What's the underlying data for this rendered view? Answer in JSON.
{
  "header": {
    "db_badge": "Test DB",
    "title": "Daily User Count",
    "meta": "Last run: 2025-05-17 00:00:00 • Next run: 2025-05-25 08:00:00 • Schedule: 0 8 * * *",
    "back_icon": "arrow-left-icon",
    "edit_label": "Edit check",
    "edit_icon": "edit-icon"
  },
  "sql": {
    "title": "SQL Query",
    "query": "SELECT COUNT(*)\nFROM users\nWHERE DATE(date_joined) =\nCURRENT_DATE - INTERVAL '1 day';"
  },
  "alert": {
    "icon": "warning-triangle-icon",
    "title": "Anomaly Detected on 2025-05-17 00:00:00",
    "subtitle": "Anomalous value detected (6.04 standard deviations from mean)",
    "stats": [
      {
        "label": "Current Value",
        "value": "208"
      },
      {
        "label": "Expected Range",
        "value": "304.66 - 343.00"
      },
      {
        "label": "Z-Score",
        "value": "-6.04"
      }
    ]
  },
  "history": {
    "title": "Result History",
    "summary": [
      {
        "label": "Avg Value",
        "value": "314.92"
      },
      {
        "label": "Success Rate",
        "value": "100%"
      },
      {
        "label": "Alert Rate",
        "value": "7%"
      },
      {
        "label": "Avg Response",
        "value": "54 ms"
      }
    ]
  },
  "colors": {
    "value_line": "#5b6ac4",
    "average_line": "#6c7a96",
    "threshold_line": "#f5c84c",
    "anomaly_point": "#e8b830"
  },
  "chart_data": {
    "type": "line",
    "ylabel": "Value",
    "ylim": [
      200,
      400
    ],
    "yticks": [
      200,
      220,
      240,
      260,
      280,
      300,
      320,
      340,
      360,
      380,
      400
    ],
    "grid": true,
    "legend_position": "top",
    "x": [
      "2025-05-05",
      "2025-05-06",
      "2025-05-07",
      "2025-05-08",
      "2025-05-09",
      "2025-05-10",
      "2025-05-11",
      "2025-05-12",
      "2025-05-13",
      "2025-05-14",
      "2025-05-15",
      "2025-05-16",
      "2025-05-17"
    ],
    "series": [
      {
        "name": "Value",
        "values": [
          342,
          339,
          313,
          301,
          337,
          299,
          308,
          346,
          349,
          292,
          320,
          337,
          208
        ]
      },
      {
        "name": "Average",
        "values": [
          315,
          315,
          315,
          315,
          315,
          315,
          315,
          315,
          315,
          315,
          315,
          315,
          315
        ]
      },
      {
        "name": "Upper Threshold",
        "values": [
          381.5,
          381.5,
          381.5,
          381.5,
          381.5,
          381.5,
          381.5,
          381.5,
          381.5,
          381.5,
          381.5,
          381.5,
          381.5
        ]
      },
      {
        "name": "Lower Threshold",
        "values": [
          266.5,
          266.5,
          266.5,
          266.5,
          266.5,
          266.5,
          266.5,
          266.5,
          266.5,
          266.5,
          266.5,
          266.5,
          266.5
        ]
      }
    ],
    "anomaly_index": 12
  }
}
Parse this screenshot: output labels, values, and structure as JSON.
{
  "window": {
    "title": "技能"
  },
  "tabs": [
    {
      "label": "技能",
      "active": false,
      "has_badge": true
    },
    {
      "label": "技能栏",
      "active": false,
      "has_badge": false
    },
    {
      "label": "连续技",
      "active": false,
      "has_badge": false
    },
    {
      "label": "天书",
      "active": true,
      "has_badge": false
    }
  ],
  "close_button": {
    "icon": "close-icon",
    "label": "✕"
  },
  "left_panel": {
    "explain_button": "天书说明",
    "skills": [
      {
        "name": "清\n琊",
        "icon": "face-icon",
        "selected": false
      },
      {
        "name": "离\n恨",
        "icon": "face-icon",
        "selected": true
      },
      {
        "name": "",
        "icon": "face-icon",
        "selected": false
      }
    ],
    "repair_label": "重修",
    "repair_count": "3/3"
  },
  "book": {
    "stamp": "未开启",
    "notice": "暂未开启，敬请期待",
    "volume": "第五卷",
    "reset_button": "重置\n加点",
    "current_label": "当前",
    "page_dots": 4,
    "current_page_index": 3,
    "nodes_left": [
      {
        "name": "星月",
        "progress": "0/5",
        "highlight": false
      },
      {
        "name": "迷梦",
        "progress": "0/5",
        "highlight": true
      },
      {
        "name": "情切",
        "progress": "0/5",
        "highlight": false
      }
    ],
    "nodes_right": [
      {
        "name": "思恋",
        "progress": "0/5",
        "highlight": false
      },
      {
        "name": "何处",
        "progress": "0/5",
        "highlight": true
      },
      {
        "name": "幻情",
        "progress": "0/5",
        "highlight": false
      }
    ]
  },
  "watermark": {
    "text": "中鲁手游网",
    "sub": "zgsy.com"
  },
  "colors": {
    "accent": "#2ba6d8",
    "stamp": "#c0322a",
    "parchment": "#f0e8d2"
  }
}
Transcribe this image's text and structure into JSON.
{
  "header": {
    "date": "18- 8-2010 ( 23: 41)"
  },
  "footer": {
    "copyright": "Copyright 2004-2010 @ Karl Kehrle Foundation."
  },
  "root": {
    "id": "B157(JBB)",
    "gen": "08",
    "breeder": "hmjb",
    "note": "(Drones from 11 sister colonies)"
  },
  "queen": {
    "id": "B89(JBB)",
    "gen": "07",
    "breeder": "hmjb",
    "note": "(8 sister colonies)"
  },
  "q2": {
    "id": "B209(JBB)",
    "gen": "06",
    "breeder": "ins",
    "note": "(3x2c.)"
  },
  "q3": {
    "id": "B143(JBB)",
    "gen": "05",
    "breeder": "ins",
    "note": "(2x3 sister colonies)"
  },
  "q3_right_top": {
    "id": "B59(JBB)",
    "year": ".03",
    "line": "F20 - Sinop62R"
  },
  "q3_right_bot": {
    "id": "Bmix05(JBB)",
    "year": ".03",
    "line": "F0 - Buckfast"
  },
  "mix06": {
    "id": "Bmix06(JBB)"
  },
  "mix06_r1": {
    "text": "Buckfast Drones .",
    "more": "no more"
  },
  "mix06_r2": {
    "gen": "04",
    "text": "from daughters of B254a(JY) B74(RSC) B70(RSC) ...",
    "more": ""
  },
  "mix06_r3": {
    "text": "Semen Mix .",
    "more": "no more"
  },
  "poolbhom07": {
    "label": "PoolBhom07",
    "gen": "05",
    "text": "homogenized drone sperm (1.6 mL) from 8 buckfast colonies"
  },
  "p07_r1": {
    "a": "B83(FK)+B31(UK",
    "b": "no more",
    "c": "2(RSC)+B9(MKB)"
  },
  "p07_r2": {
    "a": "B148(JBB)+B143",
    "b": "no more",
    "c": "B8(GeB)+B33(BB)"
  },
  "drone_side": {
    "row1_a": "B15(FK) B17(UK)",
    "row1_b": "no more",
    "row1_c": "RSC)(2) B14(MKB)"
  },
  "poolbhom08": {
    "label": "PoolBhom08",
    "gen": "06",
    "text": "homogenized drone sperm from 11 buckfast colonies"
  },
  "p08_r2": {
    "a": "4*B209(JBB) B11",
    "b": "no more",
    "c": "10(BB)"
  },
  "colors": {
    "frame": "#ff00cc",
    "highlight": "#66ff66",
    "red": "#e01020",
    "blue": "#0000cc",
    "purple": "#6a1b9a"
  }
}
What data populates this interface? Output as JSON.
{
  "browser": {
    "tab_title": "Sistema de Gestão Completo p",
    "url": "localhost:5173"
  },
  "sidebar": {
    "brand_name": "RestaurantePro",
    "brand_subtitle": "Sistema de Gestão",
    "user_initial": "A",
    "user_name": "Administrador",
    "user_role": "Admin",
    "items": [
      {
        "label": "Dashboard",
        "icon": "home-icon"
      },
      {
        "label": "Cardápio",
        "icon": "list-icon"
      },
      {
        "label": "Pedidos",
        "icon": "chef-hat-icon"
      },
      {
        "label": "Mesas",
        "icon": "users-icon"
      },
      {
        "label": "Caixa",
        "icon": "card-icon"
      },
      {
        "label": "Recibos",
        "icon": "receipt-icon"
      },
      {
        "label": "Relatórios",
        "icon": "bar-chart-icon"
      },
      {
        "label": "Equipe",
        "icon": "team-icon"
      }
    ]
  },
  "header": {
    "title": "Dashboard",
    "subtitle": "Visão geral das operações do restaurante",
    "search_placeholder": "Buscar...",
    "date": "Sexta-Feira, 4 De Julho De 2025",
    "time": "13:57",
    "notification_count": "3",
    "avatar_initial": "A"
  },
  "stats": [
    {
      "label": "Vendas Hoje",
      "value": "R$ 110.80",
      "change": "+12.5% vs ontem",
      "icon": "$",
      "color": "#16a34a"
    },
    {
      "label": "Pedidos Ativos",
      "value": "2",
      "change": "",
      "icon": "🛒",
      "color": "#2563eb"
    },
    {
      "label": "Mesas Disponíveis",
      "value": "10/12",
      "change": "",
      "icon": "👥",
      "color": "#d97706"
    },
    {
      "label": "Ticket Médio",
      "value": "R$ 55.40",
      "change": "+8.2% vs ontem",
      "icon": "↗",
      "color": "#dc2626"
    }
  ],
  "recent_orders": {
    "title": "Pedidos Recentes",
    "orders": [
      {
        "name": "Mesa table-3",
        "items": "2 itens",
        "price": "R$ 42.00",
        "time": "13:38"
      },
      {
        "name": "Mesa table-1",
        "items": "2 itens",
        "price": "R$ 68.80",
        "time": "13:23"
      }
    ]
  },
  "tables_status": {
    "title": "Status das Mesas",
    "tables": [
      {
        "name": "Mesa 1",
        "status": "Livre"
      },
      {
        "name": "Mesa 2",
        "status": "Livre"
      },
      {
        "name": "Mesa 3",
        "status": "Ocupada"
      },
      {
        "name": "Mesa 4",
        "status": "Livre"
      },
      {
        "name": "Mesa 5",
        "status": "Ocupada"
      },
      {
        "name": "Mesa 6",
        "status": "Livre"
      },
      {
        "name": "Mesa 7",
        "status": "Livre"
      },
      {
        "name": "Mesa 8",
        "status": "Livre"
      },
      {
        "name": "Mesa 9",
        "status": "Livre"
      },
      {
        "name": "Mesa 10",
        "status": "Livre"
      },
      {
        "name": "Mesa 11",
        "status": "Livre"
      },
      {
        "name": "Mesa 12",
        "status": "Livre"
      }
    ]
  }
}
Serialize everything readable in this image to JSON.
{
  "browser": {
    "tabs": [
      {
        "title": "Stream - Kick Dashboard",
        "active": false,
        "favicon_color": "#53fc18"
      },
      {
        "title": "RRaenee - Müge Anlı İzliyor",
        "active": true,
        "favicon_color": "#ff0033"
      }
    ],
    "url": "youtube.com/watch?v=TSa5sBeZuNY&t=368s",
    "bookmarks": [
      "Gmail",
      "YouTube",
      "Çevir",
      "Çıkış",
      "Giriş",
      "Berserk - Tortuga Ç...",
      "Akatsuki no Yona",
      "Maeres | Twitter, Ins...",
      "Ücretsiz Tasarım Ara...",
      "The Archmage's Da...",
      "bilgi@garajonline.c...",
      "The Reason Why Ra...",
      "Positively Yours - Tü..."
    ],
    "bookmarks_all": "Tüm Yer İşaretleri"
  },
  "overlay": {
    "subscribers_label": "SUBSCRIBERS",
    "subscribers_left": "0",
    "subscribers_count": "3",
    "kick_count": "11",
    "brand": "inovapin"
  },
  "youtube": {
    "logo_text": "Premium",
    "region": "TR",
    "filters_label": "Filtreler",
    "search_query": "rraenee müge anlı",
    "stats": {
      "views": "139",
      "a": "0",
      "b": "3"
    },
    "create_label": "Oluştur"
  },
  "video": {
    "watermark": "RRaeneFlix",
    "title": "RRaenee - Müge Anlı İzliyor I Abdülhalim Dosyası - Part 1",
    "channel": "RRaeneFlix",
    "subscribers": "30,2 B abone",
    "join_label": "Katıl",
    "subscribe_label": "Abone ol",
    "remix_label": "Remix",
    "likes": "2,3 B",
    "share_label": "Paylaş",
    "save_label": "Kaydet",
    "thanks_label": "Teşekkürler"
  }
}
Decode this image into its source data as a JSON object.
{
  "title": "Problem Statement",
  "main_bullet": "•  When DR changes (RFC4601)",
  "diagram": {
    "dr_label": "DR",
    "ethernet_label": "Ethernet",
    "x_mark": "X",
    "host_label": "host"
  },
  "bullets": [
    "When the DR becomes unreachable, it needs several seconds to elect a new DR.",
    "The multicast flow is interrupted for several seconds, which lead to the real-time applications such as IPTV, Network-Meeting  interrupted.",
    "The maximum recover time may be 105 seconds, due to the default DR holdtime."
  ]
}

═══

Every line in the data above that contains "ontem" needs to be copied.

• **Correct response**:
      "change": "+12.5% vs ontem",
      "change": "+8.2% vs ontem",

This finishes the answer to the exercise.